Stated exercise: Which lines in the records below contain the word "What"? Copy each one out.
★ ★ ★ ★ ★ ★ ★
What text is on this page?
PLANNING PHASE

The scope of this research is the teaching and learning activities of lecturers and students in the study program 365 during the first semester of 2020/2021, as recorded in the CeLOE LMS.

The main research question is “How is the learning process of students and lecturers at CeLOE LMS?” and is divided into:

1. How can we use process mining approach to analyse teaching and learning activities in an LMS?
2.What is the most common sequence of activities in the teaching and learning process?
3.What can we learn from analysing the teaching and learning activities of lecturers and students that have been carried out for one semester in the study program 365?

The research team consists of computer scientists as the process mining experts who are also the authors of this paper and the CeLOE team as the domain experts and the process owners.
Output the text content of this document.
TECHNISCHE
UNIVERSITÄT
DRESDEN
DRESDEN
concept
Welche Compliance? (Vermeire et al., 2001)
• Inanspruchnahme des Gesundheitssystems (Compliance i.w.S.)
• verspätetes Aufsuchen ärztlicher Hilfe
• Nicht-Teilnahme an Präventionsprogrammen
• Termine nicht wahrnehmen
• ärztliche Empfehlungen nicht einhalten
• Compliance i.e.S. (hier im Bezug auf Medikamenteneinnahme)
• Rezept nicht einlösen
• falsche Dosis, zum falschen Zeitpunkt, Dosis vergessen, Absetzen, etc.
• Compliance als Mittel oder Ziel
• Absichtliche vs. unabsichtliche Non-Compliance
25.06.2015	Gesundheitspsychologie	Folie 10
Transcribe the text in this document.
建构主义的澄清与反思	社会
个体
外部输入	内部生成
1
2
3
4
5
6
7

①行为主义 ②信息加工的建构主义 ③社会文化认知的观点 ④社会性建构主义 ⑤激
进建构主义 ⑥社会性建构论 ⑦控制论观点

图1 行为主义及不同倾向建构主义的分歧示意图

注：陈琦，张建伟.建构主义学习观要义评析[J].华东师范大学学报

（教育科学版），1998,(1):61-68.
★ ★ ★ ★ ★ ★ ★
Solution:
What text is on this page?
2.What is the most common sequence of activities in the teaching and learning process?
3.What can we learn from analysing the teaching and learning activities of lecturers and students that have been carried out for one semester in the study program 365?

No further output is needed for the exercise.